[Figure record extracts]
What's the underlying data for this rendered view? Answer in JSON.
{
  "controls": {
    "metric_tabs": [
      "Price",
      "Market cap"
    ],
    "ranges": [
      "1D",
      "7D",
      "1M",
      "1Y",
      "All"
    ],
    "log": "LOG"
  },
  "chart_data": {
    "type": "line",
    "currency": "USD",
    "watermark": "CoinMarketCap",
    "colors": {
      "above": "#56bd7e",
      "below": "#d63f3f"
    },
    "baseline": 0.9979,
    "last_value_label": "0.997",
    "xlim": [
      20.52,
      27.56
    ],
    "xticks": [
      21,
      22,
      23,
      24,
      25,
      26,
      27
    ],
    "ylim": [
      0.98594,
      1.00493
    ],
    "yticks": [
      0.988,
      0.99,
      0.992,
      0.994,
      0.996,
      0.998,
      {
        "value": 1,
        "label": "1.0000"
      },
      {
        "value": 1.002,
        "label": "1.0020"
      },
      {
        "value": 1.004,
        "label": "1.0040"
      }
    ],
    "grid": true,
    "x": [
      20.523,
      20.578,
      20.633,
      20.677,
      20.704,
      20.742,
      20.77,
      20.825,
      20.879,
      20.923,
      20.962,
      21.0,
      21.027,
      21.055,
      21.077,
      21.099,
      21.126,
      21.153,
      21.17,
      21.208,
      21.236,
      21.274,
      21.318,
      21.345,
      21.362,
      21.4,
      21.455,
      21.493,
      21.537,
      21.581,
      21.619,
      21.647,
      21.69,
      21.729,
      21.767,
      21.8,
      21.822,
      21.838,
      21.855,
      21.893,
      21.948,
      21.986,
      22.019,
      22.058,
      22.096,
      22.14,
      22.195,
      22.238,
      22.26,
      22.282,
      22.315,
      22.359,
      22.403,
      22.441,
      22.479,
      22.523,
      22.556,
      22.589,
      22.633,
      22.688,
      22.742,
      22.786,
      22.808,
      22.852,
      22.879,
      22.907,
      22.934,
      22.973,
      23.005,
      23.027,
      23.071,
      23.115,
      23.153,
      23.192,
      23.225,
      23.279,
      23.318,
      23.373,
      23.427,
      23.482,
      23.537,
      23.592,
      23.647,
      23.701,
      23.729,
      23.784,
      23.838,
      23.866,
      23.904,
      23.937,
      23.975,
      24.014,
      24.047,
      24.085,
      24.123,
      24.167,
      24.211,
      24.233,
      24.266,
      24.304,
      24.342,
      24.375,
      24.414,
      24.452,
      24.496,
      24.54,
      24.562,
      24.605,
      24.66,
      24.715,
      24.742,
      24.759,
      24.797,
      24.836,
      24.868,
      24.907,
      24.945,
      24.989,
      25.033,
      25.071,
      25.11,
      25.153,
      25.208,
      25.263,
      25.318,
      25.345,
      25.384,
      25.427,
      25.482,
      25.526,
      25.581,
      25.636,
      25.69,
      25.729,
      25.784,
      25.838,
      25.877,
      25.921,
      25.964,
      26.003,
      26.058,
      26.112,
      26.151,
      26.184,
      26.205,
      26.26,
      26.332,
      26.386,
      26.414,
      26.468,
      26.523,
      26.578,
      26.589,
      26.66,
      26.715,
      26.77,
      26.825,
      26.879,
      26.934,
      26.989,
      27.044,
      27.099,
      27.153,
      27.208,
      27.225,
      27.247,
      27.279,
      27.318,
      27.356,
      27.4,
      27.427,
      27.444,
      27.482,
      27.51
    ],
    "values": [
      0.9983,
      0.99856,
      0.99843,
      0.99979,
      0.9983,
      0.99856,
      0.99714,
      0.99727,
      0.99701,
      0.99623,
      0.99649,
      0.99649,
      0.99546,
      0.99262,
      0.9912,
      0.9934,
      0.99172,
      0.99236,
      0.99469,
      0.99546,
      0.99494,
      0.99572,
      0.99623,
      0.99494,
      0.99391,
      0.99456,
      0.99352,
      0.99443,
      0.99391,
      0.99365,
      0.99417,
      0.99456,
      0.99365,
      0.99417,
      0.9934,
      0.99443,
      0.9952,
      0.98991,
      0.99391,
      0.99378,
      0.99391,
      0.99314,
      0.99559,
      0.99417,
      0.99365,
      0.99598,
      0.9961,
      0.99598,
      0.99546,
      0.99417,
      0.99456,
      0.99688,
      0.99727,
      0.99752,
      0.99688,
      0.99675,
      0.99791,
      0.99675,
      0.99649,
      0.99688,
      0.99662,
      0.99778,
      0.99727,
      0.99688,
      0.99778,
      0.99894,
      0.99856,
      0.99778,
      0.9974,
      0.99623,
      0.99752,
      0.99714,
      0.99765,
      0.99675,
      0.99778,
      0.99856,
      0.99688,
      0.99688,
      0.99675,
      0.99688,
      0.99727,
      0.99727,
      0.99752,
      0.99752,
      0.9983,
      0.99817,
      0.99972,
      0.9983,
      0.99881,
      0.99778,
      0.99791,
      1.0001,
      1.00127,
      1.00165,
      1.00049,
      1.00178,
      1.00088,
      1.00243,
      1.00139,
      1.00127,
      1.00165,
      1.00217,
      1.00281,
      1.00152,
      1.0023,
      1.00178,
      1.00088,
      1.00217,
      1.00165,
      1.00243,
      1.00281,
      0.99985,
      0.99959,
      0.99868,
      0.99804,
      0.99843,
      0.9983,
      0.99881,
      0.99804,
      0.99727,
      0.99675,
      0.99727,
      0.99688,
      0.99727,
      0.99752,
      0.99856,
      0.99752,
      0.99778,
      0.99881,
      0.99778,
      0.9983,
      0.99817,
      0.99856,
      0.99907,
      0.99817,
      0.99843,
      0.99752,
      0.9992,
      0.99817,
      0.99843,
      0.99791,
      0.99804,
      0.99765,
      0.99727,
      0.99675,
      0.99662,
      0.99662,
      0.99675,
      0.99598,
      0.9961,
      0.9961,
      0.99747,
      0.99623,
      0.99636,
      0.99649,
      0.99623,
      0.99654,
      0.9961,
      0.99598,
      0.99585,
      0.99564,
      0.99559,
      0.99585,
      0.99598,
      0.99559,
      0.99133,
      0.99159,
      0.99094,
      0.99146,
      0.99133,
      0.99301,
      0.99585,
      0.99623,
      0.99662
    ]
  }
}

**Requirement**
Repeat the material above in full, quoting it exactly.

**Exercise response**
What's the underlying data for this rendered view? Answer in JSON.
{
  "controls": {
    "metric_tabs": [
      "Price",
      "Market cap"
    ],
    "ranges": [
      "1D",
      "7D",
      "1M",
      "1Y",
      "All"
    ],
    "log": "LOG"
  },
  "chart_data": {
    "type": "line",
    "currency": "USD",
    "watermark": "CoinMarketCap",
    "colors": {
      "above": "#56bd7e",
      "below": "#d63f3f"
    },
    "baseline": 0.9979,
    "last_value_label": "0.997",
    "xlim": [
      20.52,
      27.56
    ],
    "xticks": [
      21,
      22,
      23,
      24,
      25,
      26,
      27
    ],
    "ylim": [
      0.98594,
      1.00493
    ],
    "yticks": [
      0.988,
      0.99,
      0.992,
      0.994,
      0.996,
      0.998,
      {
        "value": 1,
        "label": "1.0000"
      },
      {
        "value": 1.002,
        "label": "1.0020"
      },
      {
        "value": 1.004,
        "label": "1.0040"
      }
    ],
    "grid": true,
    "x": [
      20.523,
      20.578,
      20.633,
      20.677,
      20.704,
      20.742,
      20.77,
      20.825,
      20.879,
      20.923,
      20.962,
      21.0,
      21.027,
      21.055,
      21.077,
      21.099,
      21.126,
      21.153,
      21.17,
      21.208,
      21.236,
      21.274,
      21.318,
      21.345,
      21.362,
      21.4,
      21.455,
      21.493,
      21.537,
      21.581,
      21.619,
      21.647,
      21.69,
      21.729,
      21.767,
      21.8,
      21.822,
      21.838,
      21.855,
      21.893,
      21.948,
      21.986,
      22.019,
      22.058,
      22.096,
      22.14,
      22.195,
      22.238,
      22.26,
      22.282,
      22.315,
      22.359,
      22.403,
      22.441,
      22.479,
      22.523,
      22.556,
      22.589,
      22.633,
      22.688,
      22.742,
      22.786,
      22.808,
      22.852,
      22.879,
      22.907,
      22.934,
      22.973,
      23.005,
      23.027,
      23.071,
      23.115,
      23.153,
      23.192,
      23.225,
      23.279,
      23.318,
      23.373,
      23.427,
      23.482,
      23.537,
      23.592,
      23.647,
      23.701,
      23.729,
      23.784,
      23.838,
      23.866,
      23.904,
      23.937,
      23.975,
      24.014,
      24.047,
      24.085,
      24.123,
      24.167,
      24.211,
      24.233,
      24.266,
      24.304,
      24.342,
      24.375,
      24.414,
      24.452,
      24.496,
      24.54,
      24.562,
      24.605,
      24.66,
      24.715,
      24.742,
      24.759,
      24.797,
      24.836,
      24.868,
      24.907,
      24.945,
      24.989,
      25.033,
      25.071,
      25.11,
      25.153,
      25.208,
      25.263,
      25.318,
      25.345,
      25.384,
      25.427,
      25.482,
      25.526,
      25.581,
      25.636,
      25.69,
      25.729,
      25.784,
      25.838,
      25.877,
      25.921,
      25.964,
      26.003,
      26.058,
      26.112,
      26.151,
      26.184,
      26.205,
      26.26,
      26.332,
      26.386,
      26.414,
      26.468,
      26.523,
      26.578,
      26.589,
      26.66,
      26.715,
      26.77,
      26.825,
      26.879,
      26.934,
      26.989,
      27.044,
      27.099,
      27.153,
      27.208,
      27.225,
      27.247,
      27.279,
      27.318,
      27.356,
      27.4,
      27.427,
      27.444,
      27.482,
      27.51
    ],
    "values": [
      0.9983,
      0.99856,
      0.99843,
      0.99979,
      0.9983,
      0.99856,
      0.99714,
      0.99727,
      0.99701,
      0.99623,
      0.99649,
      0.99649,
      0.99546,
      0.99262,
      0.9912,
      0.9934,
      0.99172,
      0.99236,
      0.99469,
      0.99546,
      0.99494,
      0.99572,
      0.99623,
      0.99494,
      0.99391,
      0.99456,
      0.99352,
      0.99443,
      0.99391,
      0.99365,
      0.99417,
      0.99456,
      0.99365,
      0.99417,
      0.9934,
      0.99443,
      0.9952,
      0.98991,
      0.99391,
      0.99378,
      0.99391,
      0.99314,
      0.99559,
      0.99417,
      0.99365,
      0.99598,
      0.9961,
      0.99598,
      0.99546,
      0.99417,
      0.99456,
      0.99688,
      0.99727,
      0.99752,
      0.99688,
      0.99675,
      0.99791,
      0.99675,
      0.99649,
      0.99688,
      0.99662,
      0.99778,
      0.99727,
      0.99688,
      0.99778,
      0.99894,
      0.99856,
      0.99778,
      0.9974,
      0.99623,
      0.99752,
      0.99714,
      0.99765,
      0.99675,
      0.99778,
      0.99856,
      0.99688,
      0.99688,
      0.99675,
      0.99688,
      0.99727,
      0.99727,
      0.99752,
      0.99752,
      0.9983,
      0.99817,
      0.99972,
      0.9983,
      0.99881,
      0.99778,
      0.99791,
      1.0001,
      1.00127,
      1.00165,
      1.00049,
      1.00178,
      1.00088,
      1.00243,
      1.00139,
      1.00127,
      1.00165,
      1.00217,
      1.00281,
      1.00152,
      1.0023,
      1.00178,
      1.00088,
      1.00217,
      1.00165,
      1.00243,
      1.00281,
      0.99985,
      0.99959,
      0.99868,
      0.99804,
      0.99843,
      0.9983,
      0.99881,
      0.99804,
      0.99727,
      0.99675,
      0.99727,
      0.99688,
      0.99727,
      0.99752,
      0.99856,
      0.99752,
      0.99778,
      0.99881,
      0.99778,
      0.9983,
      0.99817,
      0.99856,
      0.99907,
      0.99817,
      0.99843,
      0.99752,
      0.9992,
      0.99817,
      0.99843,
      0.99791,
      0.99804,
      0.99765,
      0.99727,
      0.99675,
      0.99662,
      0.99662,
      0.99675,
      0.99598,
      0.9961,
      0.9961,
      0.99747,
      0.99623,
      0.99636,
      0.99649,
      0.99623,
      0.99654,
      0.9961,
      0.99598,
      0.99585,
      0.99564,
      0.99559,
      0.99585,
      0.99598,
      0.99559,
      0.99133,
      0.99159,
      0.99094,
      0.99146,
      0.99133,
      0.99301,
      0.99585,
      0.99623,
      0.99662
    ]
  }
}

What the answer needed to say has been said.